▸ **Your goal**
Within the records below, find each line that holds the string "screenshot", then copy it.

(Records from a collection of figures)

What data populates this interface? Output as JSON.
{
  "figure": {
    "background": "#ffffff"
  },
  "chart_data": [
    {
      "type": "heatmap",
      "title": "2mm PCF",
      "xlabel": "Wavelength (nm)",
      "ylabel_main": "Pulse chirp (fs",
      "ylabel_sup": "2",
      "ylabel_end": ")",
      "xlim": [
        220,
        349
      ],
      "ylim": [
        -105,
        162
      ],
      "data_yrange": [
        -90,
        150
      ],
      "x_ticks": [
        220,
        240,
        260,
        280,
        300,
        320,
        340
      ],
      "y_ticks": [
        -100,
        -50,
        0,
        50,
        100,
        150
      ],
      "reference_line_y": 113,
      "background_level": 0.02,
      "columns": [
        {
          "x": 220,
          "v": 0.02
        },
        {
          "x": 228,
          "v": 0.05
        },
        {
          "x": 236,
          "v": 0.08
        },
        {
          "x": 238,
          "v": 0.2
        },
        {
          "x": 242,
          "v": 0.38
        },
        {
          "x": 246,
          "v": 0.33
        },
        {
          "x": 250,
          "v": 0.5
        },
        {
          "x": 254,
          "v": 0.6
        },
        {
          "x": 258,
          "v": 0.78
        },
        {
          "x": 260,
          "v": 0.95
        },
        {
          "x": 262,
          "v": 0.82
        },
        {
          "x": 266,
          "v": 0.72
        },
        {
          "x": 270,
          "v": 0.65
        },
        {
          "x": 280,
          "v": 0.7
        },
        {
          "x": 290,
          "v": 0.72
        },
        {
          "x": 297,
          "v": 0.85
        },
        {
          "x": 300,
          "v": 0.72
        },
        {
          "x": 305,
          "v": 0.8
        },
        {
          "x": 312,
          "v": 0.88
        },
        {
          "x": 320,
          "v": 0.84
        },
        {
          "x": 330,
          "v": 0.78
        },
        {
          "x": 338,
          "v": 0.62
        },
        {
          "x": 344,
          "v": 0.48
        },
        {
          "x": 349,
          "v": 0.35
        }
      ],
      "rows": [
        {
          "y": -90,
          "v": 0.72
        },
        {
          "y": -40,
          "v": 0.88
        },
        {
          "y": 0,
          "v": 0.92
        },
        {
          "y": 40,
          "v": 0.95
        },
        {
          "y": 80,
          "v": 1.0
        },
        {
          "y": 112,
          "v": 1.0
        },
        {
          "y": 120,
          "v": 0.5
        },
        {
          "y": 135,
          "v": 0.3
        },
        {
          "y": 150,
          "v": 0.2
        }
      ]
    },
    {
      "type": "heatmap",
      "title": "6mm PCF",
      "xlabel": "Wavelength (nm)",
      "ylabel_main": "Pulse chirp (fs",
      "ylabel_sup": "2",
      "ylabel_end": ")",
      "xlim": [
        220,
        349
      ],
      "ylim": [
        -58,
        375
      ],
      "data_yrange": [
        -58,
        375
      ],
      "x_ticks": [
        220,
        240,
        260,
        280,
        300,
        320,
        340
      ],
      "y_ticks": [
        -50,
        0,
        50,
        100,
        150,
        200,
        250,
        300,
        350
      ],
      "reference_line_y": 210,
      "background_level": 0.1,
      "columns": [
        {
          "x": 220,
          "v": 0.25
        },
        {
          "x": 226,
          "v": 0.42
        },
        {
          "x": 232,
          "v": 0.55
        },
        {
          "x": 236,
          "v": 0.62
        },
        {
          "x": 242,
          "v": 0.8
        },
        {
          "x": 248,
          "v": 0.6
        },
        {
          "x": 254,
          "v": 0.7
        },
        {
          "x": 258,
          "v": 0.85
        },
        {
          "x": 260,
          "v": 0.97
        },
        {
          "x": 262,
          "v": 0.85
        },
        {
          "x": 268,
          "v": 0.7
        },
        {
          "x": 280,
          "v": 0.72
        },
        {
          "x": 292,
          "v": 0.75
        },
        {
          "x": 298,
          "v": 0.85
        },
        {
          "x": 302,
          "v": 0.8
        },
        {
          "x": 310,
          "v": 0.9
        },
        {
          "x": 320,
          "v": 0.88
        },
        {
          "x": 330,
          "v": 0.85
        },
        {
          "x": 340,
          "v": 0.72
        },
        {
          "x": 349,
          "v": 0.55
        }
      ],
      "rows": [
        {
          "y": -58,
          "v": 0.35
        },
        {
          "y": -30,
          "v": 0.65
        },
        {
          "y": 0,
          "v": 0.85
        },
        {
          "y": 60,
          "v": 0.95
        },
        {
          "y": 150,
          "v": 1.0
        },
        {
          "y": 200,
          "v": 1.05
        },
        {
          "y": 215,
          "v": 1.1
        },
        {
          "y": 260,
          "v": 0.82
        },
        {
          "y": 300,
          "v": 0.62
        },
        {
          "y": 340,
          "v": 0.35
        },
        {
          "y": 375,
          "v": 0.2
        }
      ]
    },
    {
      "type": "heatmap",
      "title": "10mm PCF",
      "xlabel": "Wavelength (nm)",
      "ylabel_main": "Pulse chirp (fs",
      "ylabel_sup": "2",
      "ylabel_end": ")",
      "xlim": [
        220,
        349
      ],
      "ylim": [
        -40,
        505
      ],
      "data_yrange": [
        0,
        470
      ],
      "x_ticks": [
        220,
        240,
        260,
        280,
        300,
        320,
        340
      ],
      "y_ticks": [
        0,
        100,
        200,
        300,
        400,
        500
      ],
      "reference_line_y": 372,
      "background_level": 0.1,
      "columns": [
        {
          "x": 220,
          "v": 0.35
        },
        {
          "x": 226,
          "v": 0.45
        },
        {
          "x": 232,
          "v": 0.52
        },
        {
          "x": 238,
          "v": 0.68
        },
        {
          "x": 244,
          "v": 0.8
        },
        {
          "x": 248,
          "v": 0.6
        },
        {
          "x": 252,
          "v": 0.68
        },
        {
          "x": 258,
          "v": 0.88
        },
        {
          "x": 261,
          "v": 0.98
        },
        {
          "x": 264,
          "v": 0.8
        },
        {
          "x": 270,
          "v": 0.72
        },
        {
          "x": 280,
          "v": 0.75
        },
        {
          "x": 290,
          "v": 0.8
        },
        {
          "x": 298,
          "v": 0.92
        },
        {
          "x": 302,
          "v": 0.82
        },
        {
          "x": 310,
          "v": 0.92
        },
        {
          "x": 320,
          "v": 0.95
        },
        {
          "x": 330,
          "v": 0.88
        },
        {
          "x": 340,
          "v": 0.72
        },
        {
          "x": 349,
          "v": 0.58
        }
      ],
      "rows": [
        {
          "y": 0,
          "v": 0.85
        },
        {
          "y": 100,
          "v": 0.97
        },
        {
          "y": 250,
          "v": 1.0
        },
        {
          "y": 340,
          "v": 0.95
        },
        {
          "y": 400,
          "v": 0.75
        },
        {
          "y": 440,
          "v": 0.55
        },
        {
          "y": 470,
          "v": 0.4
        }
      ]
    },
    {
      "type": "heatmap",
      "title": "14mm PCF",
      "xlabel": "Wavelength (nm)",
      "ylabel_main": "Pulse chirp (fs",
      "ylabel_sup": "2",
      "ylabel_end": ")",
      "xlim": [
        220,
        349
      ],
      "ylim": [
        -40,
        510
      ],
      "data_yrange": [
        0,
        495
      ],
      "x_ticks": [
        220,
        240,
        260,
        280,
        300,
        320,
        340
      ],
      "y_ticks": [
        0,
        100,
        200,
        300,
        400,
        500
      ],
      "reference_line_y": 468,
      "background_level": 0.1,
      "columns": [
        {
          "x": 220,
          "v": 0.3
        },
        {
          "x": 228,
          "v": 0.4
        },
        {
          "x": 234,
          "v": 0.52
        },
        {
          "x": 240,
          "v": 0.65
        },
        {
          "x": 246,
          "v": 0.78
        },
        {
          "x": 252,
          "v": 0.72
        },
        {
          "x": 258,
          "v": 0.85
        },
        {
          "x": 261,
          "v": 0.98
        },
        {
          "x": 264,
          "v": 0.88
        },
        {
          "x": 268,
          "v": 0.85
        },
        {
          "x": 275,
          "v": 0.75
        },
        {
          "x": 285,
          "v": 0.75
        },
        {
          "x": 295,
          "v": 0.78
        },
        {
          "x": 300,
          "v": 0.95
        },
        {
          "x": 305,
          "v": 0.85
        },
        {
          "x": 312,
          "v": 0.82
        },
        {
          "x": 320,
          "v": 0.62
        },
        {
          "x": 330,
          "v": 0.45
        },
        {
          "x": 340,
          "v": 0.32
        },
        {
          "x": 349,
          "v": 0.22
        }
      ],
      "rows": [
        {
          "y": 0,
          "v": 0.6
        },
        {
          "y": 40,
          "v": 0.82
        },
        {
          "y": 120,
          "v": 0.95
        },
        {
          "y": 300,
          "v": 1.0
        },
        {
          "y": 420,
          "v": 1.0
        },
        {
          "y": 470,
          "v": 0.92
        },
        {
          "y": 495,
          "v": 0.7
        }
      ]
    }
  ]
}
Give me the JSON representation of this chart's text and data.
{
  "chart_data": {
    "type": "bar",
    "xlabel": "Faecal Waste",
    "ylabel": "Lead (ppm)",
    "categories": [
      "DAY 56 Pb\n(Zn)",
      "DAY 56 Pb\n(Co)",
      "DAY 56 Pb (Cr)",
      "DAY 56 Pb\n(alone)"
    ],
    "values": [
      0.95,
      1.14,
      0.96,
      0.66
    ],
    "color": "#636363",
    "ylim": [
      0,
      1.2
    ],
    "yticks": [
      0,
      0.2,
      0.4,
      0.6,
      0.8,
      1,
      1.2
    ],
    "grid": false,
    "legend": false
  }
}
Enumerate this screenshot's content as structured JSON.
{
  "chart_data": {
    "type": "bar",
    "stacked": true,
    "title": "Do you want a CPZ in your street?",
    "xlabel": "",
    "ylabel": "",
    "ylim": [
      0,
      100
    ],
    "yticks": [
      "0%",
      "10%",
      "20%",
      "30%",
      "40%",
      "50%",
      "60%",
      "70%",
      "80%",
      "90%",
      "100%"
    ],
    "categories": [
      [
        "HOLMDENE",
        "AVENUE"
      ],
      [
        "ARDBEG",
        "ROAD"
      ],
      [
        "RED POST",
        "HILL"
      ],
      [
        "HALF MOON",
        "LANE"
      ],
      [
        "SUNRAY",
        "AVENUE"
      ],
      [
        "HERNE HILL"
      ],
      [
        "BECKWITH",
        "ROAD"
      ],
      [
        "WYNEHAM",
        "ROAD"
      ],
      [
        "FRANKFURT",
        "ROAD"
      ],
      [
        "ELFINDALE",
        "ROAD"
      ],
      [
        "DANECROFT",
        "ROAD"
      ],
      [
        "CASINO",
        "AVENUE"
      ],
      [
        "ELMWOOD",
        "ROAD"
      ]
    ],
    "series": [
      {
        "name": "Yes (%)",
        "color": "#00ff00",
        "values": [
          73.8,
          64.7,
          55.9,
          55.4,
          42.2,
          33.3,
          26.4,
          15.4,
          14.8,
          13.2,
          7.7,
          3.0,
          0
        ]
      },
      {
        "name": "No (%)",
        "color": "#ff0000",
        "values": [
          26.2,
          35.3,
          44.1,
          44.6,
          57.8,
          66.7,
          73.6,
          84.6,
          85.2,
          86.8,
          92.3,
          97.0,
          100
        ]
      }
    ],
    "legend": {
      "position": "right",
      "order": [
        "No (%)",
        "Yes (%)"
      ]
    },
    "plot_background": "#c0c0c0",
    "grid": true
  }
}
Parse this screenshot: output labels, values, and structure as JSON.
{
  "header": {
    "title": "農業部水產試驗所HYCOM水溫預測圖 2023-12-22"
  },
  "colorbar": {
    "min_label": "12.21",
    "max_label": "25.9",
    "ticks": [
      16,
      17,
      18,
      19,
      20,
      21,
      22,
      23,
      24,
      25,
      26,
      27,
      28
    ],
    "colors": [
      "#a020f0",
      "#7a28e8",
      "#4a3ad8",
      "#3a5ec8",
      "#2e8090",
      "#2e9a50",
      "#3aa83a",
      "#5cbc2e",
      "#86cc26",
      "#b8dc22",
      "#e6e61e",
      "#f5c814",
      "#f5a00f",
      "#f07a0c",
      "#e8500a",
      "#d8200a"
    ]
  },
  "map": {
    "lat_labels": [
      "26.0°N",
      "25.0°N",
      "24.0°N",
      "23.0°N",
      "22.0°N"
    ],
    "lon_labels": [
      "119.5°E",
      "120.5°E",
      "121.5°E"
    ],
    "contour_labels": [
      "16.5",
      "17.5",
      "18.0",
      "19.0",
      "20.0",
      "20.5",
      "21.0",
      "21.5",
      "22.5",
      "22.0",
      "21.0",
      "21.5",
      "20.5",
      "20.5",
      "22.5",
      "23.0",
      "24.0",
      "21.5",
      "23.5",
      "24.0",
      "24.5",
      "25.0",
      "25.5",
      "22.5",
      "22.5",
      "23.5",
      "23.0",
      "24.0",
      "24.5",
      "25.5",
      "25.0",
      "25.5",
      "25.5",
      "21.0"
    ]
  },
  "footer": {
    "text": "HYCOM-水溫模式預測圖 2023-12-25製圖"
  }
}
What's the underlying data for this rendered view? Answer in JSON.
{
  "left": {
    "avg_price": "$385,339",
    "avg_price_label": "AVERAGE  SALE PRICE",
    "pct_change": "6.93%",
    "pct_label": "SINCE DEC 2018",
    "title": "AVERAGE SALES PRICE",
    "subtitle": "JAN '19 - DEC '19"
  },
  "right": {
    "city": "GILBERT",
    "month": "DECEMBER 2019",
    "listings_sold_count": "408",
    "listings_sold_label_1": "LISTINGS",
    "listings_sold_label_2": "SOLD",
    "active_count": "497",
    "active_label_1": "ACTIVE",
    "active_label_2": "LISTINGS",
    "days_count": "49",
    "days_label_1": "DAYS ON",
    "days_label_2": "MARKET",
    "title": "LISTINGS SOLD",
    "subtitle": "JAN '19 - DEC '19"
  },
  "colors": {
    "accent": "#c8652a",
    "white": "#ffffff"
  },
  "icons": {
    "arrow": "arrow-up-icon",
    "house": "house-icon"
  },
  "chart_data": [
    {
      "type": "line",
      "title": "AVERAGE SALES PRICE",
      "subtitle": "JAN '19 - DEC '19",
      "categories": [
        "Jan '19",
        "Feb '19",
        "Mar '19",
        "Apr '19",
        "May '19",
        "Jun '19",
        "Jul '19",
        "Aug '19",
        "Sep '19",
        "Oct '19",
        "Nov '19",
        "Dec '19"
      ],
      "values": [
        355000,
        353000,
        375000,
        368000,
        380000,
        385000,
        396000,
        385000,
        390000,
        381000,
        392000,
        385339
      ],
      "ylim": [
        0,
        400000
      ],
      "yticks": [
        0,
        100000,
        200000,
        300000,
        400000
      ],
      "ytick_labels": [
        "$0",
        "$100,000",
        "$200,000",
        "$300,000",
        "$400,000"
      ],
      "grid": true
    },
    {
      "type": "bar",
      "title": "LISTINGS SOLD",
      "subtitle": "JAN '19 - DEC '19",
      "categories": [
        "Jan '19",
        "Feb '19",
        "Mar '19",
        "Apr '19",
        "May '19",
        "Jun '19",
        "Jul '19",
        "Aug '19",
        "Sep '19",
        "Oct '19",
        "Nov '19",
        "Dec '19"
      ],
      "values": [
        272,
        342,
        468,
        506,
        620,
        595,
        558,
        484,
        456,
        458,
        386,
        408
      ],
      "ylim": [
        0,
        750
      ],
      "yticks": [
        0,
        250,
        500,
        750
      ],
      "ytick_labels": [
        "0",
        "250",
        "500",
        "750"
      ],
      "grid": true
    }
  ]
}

▸ **Full solution**
Enumerate this screenshot's content as structured JSON.
Parse this screenshot: output labels, values, and structure as JSON.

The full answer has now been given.